Material:
========

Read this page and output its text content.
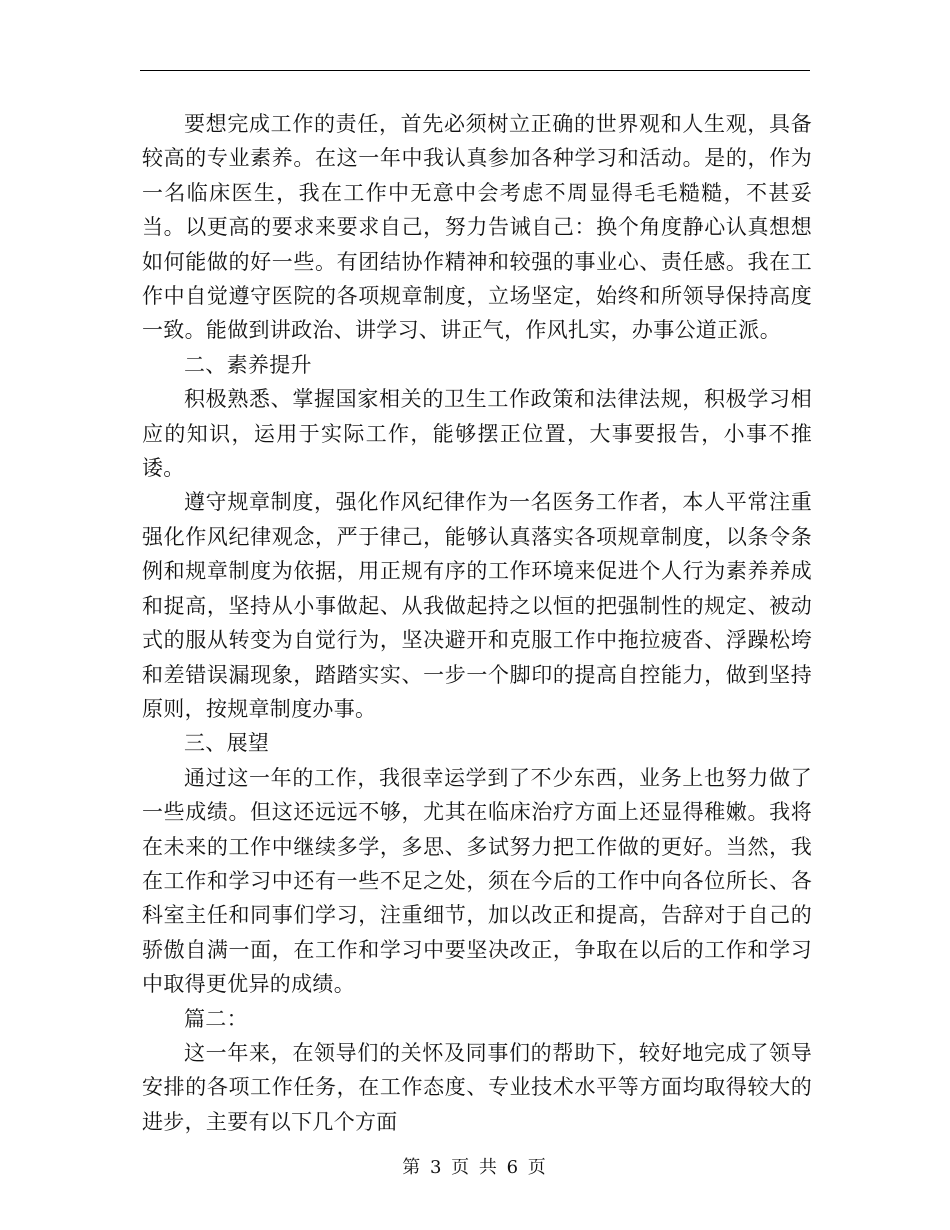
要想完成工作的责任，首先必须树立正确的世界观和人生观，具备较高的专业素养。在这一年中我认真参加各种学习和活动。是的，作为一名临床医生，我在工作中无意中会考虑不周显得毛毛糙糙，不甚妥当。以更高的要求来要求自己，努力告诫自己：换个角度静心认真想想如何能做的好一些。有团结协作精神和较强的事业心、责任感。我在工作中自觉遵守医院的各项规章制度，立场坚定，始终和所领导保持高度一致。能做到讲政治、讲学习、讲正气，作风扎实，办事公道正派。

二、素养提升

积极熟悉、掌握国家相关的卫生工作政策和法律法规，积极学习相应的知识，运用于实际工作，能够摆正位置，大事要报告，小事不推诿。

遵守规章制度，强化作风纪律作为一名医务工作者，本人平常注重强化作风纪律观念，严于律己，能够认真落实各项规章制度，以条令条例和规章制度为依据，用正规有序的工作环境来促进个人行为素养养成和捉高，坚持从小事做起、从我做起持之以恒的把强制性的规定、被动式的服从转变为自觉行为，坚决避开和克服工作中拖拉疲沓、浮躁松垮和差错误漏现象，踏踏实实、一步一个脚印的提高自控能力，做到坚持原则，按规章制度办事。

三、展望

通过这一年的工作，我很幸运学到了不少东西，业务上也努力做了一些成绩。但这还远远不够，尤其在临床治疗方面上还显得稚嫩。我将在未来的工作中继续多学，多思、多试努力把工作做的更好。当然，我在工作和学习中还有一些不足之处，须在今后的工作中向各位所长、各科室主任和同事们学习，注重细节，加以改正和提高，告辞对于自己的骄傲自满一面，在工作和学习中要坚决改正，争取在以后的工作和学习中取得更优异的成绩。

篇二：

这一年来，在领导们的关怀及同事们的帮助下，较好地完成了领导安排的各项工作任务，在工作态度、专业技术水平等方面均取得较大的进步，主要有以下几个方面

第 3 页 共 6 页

========

Task requirements:
Images in the records should not be copied. Repeat all the rest exactly.

Complete response:
Read this page and output its text content.
要想完成工作的责任，首先必须树立正确的世界观和人生观，具备较高的专业素养。在这一年中我认真参加各种学习和活动。是的，作为一名临床医生，我在工作中无意中会考虑不周显得毛毛糙糙，不甚妥当。以更高的要求来要求自己，努力告诫自己：换个角度静心认真想想如何能做的好一些。有团结协作精神和较强的事业心、责任感。我在工作中自觉遵守医院的各项规章制度，立场坚定，始终和所领导保持高度一致。能做到讲政治、讲学习、讲正气，作风扎实，办事公道正派。

二、素养提升

积极熟悉、掌握国家相关的卫生工作政策和法律法规，积极学习相应的知识，运用于实际工作，能够摆正位置，大事要报告，小事不推诿。

遵守规章制度，强化作风纪律作为一名医务工作者，本人平常注重强化作风纪律观念，严于律己，能够认真落实各项规章制度，以条令条例和规章制度为依据，用正规有序的工作环境来促进个人行为素养养成和捉高，坚持从小事做起、从我做起持之以恒的把强制性的规定、被动式的服从转变为自觉行为，坚决避开和克服工作中拖拉疲沓、浮躁松垮和差错误漏现象，踏踏实实、一步一个脚印的提高自控能力，做到坚持原则，按规章制度办事。

三、展望

通过这一年的工作，我很幸运学到了不少东西，业务上也努力做了一些成绩。但这还远远不够，尤其在临床治疗方面上还显得稚嫩。我将在未来的工作中继续多学，多思、多试努力把工作做的更好。当然，我在工作和学习中还有一些不足之处，须在今后的工作中向各位所长、各科室主任和同事们学习，注重细节，加以改正和提高，告辞对于自己的骄傲自满一面，在工作和学习中要坚决改正，争取在以后的工作和学习中取得更优异的成绩。

篇二：

这一年来，在领导们的关怀及同事们的帮助下，较好地完成了领导安排的各项工作任务，在工作态度、专业技术水平等方面均取得较大的进步，主要有以下几个方面

第 3 页 共 6 页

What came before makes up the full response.